══ Data shown
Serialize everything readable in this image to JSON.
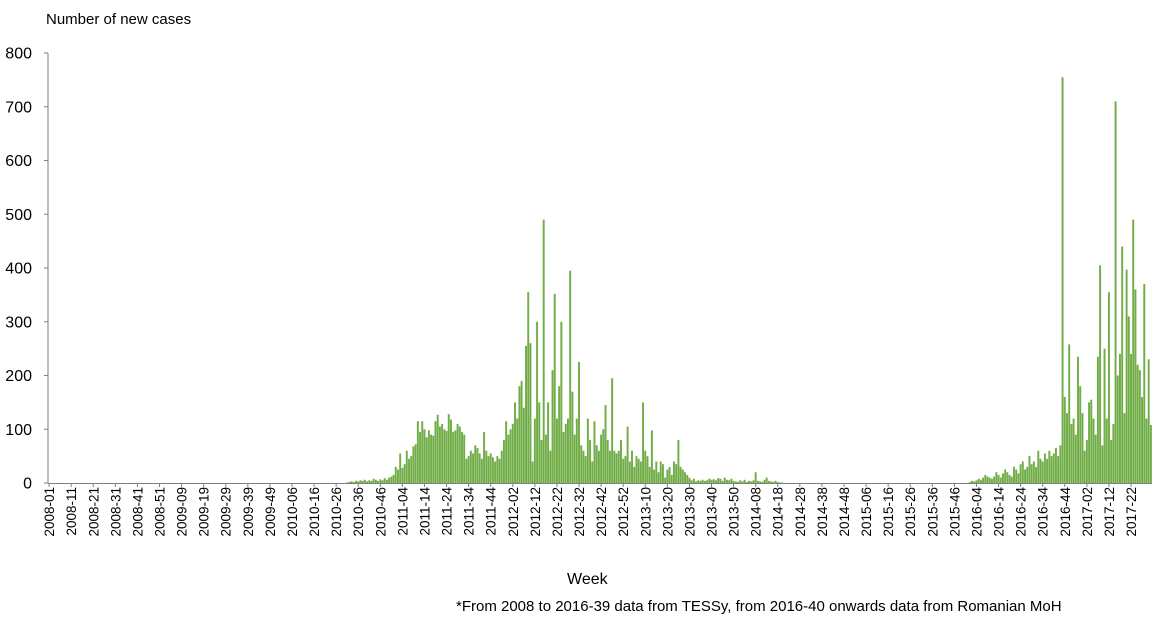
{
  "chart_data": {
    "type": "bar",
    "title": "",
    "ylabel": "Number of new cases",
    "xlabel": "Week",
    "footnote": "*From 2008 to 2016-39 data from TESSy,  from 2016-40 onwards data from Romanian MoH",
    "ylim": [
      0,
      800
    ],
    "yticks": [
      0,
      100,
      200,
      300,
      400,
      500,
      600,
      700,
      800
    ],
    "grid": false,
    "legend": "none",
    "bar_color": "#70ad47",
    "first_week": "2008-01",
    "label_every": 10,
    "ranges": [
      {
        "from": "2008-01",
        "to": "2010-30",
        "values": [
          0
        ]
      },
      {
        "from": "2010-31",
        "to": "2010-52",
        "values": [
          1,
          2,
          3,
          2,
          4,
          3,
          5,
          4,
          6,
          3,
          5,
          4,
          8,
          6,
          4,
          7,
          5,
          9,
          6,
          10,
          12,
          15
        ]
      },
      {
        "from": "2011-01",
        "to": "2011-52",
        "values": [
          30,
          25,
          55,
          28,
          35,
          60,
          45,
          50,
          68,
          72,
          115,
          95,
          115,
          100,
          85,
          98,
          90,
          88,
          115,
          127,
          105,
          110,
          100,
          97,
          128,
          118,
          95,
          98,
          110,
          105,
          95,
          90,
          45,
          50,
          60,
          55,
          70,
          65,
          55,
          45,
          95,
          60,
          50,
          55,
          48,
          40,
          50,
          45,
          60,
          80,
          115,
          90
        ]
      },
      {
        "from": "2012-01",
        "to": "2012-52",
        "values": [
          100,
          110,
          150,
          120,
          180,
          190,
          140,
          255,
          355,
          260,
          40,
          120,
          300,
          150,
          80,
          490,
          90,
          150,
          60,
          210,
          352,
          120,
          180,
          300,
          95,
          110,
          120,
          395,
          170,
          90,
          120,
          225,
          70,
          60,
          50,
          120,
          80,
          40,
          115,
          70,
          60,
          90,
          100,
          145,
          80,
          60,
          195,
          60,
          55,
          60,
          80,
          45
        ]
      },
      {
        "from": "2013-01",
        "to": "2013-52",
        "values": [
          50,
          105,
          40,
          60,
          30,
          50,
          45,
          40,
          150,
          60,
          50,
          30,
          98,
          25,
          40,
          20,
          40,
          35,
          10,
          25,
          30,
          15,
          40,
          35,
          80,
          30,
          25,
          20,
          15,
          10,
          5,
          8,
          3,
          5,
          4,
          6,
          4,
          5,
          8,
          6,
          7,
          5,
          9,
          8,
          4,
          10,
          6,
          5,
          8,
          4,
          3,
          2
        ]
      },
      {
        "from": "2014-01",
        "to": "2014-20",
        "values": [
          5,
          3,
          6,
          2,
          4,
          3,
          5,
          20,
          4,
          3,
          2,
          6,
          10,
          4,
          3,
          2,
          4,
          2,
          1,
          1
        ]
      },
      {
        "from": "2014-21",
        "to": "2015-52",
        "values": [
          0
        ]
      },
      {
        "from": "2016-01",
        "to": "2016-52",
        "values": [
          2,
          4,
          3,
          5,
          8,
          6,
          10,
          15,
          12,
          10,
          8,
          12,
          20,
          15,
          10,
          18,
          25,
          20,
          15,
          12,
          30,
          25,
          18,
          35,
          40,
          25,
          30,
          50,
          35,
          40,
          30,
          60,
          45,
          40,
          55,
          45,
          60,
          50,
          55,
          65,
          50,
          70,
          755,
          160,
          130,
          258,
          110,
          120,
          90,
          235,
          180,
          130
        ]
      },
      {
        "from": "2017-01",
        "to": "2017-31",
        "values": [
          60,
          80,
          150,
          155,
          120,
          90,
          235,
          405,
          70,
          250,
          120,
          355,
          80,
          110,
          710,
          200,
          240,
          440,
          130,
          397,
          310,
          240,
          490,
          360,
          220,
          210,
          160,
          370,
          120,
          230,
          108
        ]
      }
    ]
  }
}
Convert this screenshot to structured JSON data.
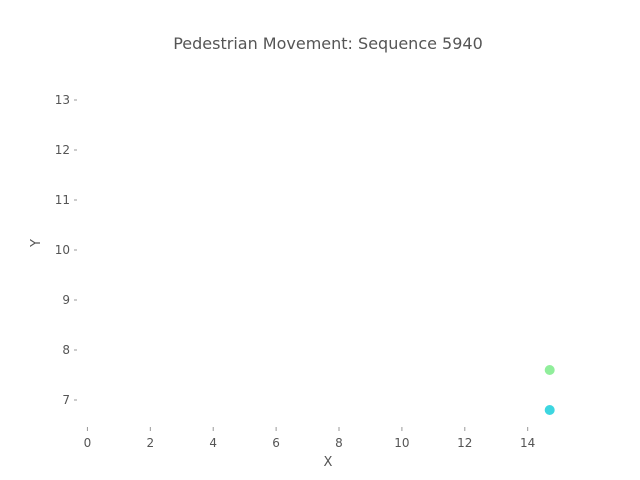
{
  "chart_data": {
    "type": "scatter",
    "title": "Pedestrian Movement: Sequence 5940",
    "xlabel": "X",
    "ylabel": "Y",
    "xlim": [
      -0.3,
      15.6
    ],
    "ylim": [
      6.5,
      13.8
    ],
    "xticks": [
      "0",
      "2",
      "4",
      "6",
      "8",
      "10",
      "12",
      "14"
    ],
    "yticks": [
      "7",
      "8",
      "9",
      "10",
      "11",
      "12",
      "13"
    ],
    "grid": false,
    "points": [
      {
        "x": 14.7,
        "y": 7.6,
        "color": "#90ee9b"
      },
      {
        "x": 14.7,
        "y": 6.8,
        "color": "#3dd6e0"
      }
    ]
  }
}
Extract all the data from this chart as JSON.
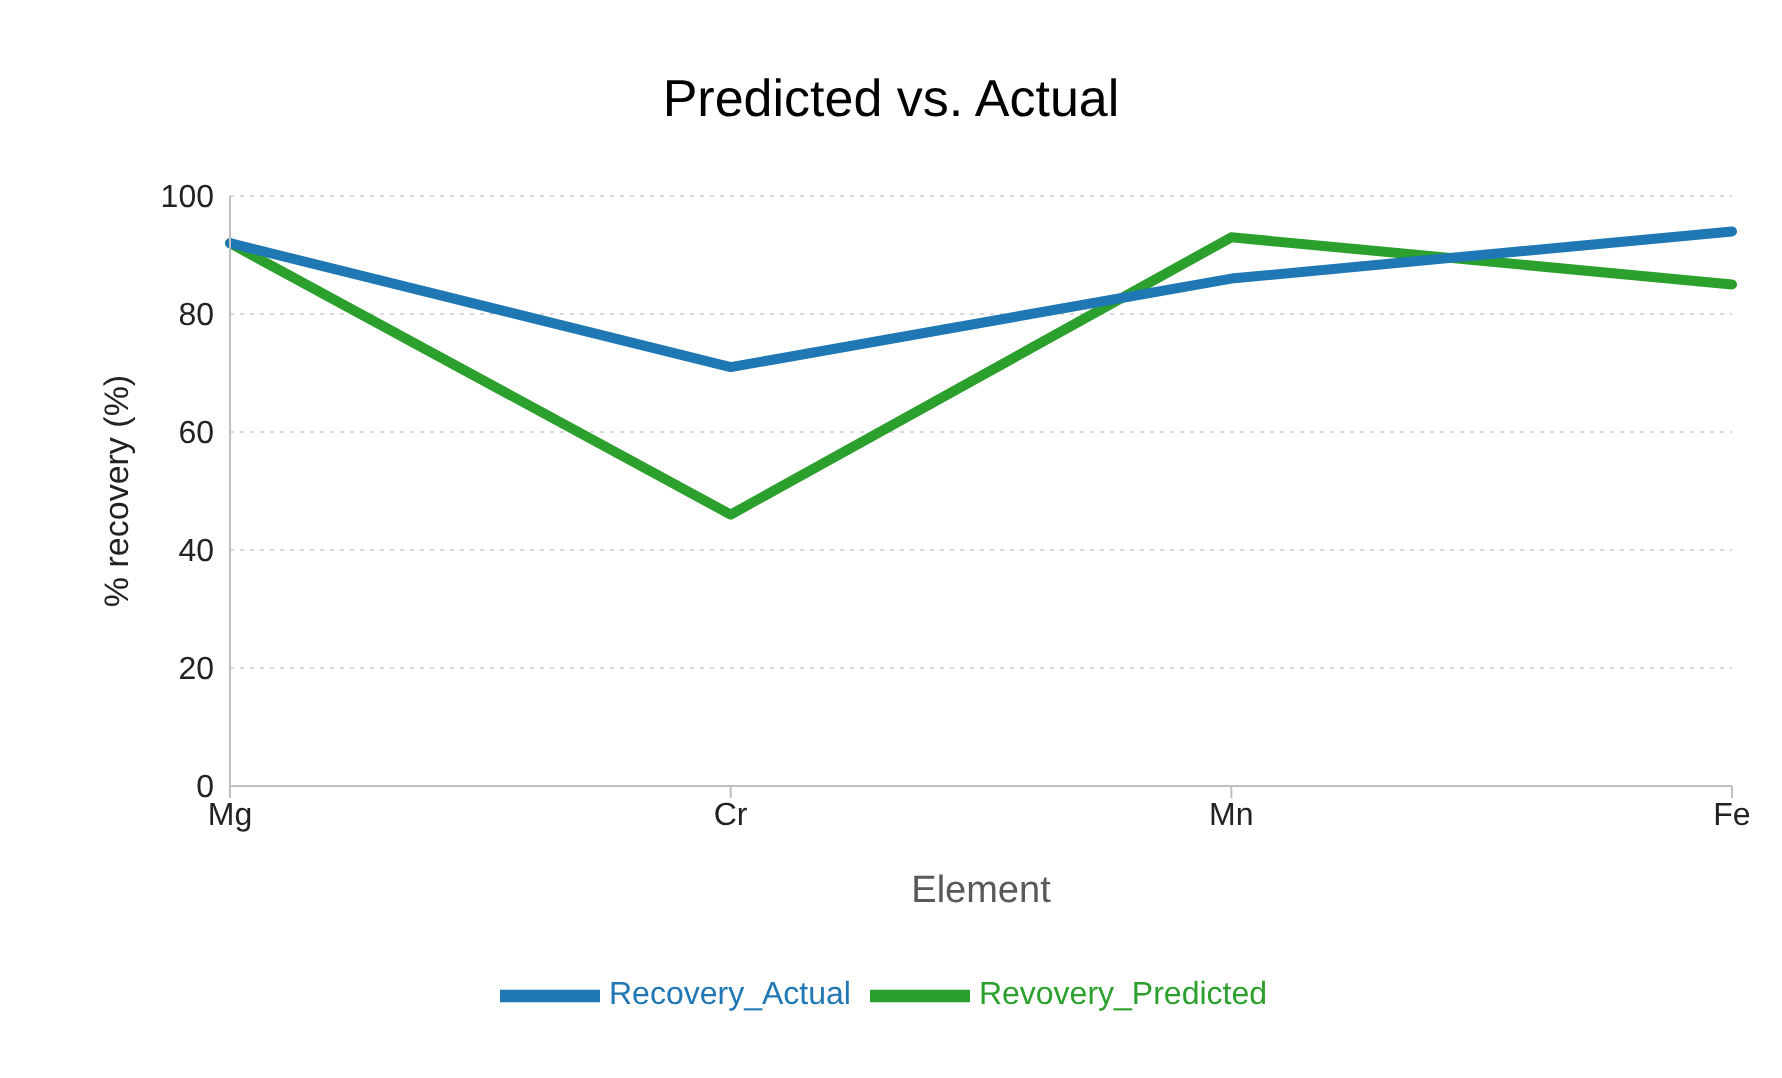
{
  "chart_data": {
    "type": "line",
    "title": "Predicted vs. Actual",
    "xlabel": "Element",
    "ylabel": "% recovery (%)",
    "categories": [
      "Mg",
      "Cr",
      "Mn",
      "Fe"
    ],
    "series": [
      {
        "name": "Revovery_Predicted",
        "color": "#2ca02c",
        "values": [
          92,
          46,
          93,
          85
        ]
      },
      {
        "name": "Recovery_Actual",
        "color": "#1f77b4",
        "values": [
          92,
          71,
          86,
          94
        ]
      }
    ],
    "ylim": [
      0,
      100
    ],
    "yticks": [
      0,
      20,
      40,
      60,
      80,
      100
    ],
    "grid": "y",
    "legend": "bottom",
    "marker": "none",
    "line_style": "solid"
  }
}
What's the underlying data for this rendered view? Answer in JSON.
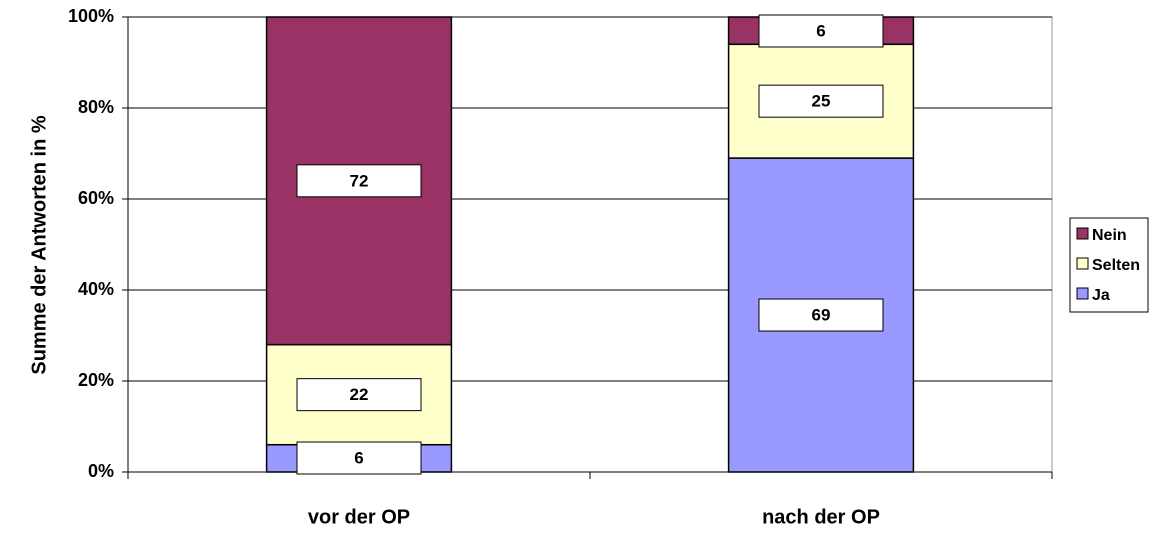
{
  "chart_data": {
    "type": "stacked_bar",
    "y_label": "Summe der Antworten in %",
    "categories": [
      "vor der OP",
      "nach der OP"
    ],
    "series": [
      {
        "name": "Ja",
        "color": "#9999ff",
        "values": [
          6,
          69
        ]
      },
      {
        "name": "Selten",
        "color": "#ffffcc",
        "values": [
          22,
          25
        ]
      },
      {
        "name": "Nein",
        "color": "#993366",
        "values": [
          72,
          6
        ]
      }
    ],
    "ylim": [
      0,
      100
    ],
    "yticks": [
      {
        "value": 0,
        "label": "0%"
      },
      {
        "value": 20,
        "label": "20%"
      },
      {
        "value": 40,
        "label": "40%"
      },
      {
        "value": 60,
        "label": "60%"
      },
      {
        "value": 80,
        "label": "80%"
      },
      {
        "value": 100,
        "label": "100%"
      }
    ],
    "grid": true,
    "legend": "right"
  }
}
════
## Given task
Copy the entries exactly. Leave out the images.

## Correct answer
Serialize everything readable in this image to JSON.
{
  "chart_data": {
    "type": "bar",
    "title": "",
    "ylabel": "Number of new cases",
    "xlabel": "Week",
    "footnote": "*From 2008 to 2016-39 data from TESSy,  from 2016-40 onwards data from Romanian MoH",
    "ylim": [
      0,
      800
    ],
    "yticks": [
      0,
      100,
      200,
      300,
      400,
      500,
      600,
      700,
      800
    ],
    "grid": false,
    "legend": "none",
    "bar_color": "#70ad47",
    "first_week": "2008-01",
    "label_every": 10,
    "ranges": [
      {
        "from": "2008-01",
        "to": "2010-30",
        "values": [
          0
        ]
      },
      {
        "from": "2010-31",
        "to": "2010-52",
        "values": [
          1,
          2,
          3,
          2,
          4,
          3,
          5,
          4,
          6,
          3,
          5,
          4,
          8,
          6,
          4,
          7,
          5,
          9,
          6,
          10,
          12,
          15
        ]
      },
      {
        "from": "2011-01",
        "to": "2011-52",
        "values": [
          30,
          25,
          55,
          28,
          35,
          60,
          45,
          50,
          68,
          72,
          115,
          95,
          115,
          100,
          85,
          98,
          90,
          88,
          115,
          127,
          105,
          110,
          100,
          97,
          128,
          118,
          95,
          98,
          110,
          105,
          95,
          90,
          45,
          50,
          60,
          55,
          70,
          65,
          55,
          45,
          95,
          60,
          50,
          55,
          48,
          40,
          50,
          45,
          60,
          80,
          115,
          90
        ]
      },
      {
        "from": "2012-01",
        "to": "2012-52",
        "values": [
          100,
          110,
          150,
          120,
          180,
          190,
          140,
          255,
          355,
          260,
          40,
          120,
          300,
          150,
          80,
          490,
          90,
          150,
          60,
          210,
          352,
          120,
          180,
          300,
          95,
          110,
          120,
          395,
          170,
          90,
          120,
          225,
          70,
          60,
          50,
          120,
          80,
          40,
          115,
          70,
          60,
          90,
          100,
          145,
          80,
          60,
          195,
          60,
          55,
          60,
          80,
          45
        ]
      },
      {
        "from": "2013-01",
        "to": "2013-52",
        "values": [
          50,
          105,
          40,
          60,
          30,
          50,
          45,
          40,
          150,
          60,
          50,
          30,
          98,
          25,
          40,
          20,
          40,
          35,
          10,
          25,
          30,
          15,
          40,
          35,
          80,
          30,
          25,
          20,
          15,
          10,
          5,
          8,
          3,
          5,
          4,
          6,
          4,
          5,
          8,
          6,
          7,
          5,
          9,
          8,
          4,
          10,
          6,
          5,
          8,
          4,
          3,
          2
        ]
      },
      {
        "from": "2014-01",
        "to": "2014-20",
        "values": [
          5,
          3,
          6,
          2,
          4,
          3,
          5,
          20,
          4,
          3,
          2,
          6,
          10,
          4,
          3,
          2,
          4,
          2,
          1,
          1
        ]
      },
      {
        "from": "2014-21",
        "to": "2015-52",
        "values": [
          0
        ]
      },
      {
        "from": "2016-01",
        "to": "2016-52",
        "values": [
          2,
          4,
          3,
          5,
          8,
          6,
          10,
          15,
          12,
          10,
          8,
          12,
          20,
          15,
          10,
          18,
          25,
          20,
          15,
          12,
          30,
          25,
          18,
          35,
          40,
          25,
          30,
          50,
          35,
          40,
          30,
          60,
          45,
          40,
          55,
          45,
          60,
          50,
          55,
          65,
          50,
          70,
          755,
          160,
          130,
          258,
          110,
          120,
          90,
          235,
          180,
          130
        ]
      },
      {
        "from": "2017-01",
        "to": "2017-31",
        "values": [
          60,
          80,
          150,
          155,
          120,
          90,
          235,
          405,
          70,
          250,
          120,
          355,
          80,
          110,
          710,
          200,
          240,
          440,
          130,
          397,
          310,
          240,
          490,
          360,
          220,
          210,
          160,
          370,
          120,
          230,
          108
        ]
      }
    ]
  }
}
Convert this screenshot to structured JSON data.
{
  "chart_data": {
    "type": "scatter",
    "title": "Pedestrian Movement: Sequence 5940",
    "xlabel": "X",
    "ylabel": "Y",
    "xlim": [
      -0.3,
      15.6
    ],
    "ylim": [
      6.5,
      13.8
    ],
    "xticks": [
      "0",
      "2",
      "4",
      "6",
      "8",
      "10",
      "12",
      "14"
    ],
    "yticks": [
      "7",
      "8",
      "9",
      "10",
      "11",
      "12",
      "13"
    ],
    "grid": false,
    "points": [
      {
        "x": 14.7,
        "y": 7.6,
        "color": "#90ee9b"
      },
      {
        "x": 14.7,
        "y": 6.8,
        "color": "#3dd6e0"
      }
    ]
  }
}
Extract all the data from this chart as JSON.
{
  "chart_data": {
    "type": "line",
    "title": "Predicted vs. Actual",
    "xlabel": "Element",
    "ylabel": "% recovery (%)",
    "categories": [
      "Mg",
      "Cr",
      "Mn",
      "Fe"
    ],
    "series": [
      {
        "name": "Revovery_Predicted",
        "color": "#2ca02c",
        "values": [
          92,
          46,
          93,
          85
        ]
      },
      {
        "name": "Recovery_Actual",
        "color": "#1f77b4",
        "values": [
          92,
          71,
          86,
          94
        ]
      }
    ],
    "ylim": [
      0,
      100
    ],
    "yticks": [
      0,
      20,
      40,
      60,
      80,
      100
    ],
    "grid": "y",
    "legend": "bottom",
    "marker": "none",
    "line_style": "solid"
  }
}
What's the underlying data for this rendered view? Answer in JSON.
{
  "chart_data": {
    "type": "stacked_bar",
    "y_label": "Summe der Antworten in %",
    "categories": [
      "vor der OP",
      "nach der OP"
    ],
    "series": [
      {
        "name": "Ja",
        "color": "#9999ff",
        "values": [
          6,
          69
        ]
      },
      {
        "name": "Selten",
        "color": "#ffffcc",
        "values": [
          22,
          25
        ]
      },
      {
        "name": "Nein",
        "color": "#993366",
        "values": [
          72,
          6
        ]
      }
    ],
    "ylim": [
      0,
      100
    ],
    "yticks": [
      {
        "value": 0,
        "label": "0%"
      },
      {
        "value": 20,
        "label": "20%"
      },
      {
        "value": 40,
        "label": "40%"
      },
      {
        "value": 60,
        "label": "60%"
      },
      {
        "value": 80,
        "label": "80%"
      },
      {
        "value": 100,
        "label": "100%"
      }
    ],
    "grid": true,
    "legend": "right"
  }
}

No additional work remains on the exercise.